● Aim
Copy every line of the data that contains the string "ระลอก".

● The input
○ ○ ○ ○ ○
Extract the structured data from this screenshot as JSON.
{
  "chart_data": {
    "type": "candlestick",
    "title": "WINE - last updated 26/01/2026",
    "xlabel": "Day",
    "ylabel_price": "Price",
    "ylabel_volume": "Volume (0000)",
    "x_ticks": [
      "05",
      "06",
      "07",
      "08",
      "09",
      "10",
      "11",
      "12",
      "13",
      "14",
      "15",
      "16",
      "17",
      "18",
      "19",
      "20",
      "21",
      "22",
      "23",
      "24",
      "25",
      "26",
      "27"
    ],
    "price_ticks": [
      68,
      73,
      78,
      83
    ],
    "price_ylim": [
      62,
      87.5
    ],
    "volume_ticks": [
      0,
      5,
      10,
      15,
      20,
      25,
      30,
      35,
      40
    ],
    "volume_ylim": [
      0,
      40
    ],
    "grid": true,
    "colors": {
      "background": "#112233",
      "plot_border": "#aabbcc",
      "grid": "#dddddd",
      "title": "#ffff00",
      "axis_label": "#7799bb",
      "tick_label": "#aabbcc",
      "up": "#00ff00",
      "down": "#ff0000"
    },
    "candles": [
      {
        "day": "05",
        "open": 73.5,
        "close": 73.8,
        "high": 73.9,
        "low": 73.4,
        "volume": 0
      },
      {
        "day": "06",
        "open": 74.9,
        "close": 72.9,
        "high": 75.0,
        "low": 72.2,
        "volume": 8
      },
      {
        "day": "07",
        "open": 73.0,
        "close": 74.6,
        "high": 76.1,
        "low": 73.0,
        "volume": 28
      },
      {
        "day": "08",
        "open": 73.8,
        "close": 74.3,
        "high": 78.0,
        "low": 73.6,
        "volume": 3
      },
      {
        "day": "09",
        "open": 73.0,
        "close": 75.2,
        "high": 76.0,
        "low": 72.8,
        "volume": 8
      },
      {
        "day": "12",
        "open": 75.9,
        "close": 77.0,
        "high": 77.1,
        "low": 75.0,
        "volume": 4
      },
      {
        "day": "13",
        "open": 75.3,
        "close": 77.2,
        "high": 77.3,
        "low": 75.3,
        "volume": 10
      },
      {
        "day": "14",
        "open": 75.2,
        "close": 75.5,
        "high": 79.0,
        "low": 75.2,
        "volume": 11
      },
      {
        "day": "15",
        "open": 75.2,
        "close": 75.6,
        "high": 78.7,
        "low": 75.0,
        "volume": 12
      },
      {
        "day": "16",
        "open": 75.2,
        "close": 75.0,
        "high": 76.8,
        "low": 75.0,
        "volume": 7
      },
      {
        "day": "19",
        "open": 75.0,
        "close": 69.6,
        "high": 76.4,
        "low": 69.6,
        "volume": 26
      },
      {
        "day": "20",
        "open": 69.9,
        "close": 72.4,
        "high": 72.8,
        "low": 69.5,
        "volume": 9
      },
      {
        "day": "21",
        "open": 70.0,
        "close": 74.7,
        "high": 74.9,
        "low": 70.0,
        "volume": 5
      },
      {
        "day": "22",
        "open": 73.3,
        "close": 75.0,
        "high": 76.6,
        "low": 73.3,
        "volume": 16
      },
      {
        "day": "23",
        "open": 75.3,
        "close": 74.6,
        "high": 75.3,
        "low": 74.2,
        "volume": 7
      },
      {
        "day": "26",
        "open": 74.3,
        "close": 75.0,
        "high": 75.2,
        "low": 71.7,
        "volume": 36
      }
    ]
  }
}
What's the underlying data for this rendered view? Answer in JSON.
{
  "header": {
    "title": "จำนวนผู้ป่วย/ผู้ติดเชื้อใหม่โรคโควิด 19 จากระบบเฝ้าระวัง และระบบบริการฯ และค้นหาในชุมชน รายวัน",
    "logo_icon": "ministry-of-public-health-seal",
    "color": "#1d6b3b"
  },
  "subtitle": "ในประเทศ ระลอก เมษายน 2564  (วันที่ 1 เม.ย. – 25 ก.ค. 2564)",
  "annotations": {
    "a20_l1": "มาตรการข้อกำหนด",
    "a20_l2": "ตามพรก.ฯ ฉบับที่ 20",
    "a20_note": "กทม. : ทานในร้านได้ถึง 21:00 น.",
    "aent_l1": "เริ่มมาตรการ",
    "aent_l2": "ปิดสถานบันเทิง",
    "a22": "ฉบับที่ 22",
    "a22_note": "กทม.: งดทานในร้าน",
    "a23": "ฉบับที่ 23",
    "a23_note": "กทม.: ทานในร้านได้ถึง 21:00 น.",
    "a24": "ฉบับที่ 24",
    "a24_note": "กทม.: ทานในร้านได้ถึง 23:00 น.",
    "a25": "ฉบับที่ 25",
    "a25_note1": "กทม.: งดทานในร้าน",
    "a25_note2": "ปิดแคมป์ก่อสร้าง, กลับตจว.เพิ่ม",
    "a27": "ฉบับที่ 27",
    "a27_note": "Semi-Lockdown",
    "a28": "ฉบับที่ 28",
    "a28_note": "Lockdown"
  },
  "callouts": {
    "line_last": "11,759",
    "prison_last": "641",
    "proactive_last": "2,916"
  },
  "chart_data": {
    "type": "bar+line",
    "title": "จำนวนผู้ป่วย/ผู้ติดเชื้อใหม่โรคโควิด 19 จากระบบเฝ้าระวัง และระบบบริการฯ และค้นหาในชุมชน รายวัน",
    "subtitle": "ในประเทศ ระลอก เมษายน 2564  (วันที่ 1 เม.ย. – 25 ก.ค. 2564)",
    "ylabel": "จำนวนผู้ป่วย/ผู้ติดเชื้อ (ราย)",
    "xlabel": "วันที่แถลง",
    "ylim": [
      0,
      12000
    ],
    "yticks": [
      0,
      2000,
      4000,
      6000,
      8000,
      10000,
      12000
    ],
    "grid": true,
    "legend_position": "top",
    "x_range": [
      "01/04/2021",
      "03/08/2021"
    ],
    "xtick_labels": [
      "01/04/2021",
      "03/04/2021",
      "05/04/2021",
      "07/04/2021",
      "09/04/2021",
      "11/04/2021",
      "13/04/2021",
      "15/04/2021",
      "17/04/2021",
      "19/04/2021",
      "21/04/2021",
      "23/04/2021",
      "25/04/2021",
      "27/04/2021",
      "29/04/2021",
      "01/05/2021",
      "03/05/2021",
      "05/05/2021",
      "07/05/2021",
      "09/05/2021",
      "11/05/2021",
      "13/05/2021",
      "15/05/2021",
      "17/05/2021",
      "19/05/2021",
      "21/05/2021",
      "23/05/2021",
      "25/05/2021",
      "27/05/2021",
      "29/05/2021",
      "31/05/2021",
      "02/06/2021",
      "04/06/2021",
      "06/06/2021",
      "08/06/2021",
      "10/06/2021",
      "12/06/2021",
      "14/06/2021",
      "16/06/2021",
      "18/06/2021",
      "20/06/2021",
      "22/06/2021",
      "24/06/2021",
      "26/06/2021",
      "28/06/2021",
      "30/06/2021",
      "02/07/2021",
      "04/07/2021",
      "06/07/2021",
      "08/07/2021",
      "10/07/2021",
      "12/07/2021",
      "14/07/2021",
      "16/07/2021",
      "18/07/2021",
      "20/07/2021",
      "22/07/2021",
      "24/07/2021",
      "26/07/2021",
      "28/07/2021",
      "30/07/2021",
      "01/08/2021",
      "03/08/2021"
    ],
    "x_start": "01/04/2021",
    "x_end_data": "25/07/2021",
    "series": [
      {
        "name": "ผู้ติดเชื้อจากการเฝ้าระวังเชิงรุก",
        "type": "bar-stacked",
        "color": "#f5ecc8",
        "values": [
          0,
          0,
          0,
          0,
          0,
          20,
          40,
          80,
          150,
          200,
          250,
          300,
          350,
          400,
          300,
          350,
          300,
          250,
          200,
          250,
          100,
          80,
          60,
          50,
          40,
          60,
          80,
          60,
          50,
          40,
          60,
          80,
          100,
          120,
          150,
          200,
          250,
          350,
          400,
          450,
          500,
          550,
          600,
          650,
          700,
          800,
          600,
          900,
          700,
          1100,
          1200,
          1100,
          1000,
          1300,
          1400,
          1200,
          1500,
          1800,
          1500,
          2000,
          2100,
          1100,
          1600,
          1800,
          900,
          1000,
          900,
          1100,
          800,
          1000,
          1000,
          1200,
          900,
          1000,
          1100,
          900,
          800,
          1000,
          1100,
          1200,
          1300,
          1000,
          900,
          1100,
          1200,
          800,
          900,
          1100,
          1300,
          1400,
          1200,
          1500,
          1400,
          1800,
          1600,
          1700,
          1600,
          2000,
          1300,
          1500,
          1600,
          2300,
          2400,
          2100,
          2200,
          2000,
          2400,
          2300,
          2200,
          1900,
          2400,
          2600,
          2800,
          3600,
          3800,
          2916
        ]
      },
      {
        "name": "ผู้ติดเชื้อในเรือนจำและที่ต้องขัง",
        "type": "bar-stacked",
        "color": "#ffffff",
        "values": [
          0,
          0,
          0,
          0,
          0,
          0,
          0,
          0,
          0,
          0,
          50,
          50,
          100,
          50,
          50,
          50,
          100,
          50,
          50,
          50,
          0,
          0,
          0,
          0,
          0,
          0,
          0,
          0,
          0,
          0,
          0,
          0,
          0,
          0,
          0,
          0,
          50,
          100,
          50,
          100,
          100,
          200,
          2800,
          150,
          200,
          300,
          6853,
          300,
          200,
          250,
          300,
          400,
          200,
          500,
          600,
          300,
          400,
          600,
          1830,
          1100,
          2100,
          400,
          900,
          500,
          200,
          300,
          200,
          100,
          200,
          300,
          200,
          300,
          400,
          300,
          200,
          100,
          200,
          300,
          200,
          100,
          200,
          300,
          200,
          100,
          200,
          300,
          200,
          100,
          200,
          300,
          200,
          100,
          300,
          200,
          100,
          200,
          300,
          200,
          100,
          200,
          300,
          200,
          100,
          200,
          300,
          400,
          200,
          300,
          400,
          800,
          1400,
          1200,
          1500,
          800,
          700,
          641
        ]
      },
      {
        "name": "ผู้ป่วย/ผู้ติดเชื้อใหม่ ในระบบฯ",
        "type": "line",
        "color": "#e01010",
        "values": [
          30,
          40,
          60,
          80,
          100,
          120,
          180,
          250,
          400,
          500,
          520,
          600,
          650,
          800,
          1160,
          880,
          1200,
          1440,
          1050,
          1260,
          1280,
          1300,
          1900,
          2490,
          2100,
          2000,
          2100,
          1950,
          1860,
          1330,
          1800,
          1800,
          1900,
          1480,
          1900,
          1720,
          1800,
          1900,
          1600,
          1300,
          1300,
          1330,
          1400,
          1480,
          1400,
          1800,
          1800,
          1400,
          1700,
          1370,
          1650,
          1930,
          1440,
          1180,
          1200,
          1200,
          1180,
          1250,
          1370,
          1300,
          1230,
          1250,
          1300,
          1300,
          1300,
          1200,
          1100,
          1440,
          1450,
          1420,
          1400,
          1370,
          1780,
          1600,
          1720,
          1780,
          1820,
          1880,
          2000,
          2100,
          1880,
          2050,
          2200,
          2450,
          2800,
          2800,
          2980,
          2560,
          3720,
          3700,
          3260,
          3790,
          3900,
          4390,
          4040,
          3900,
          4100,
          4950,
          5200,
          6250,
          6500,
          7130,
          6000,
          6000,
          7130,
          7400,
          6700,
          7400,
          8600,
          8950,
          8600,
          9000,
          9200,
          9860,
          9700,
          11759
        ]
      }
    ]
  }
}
○ ○ ○ ○ ○
● Written response
  "subtitle": "ในประเทศ ระลอก เมษายน 2564  (วันที่ 1 เม.ย. – 25 ก.ค. 2564)",
    "subtitle": "ในประเทศ ระลอก เมษายน 2564  (วันที่ 1 เม.ย. – 25 ก.ค. 2564)",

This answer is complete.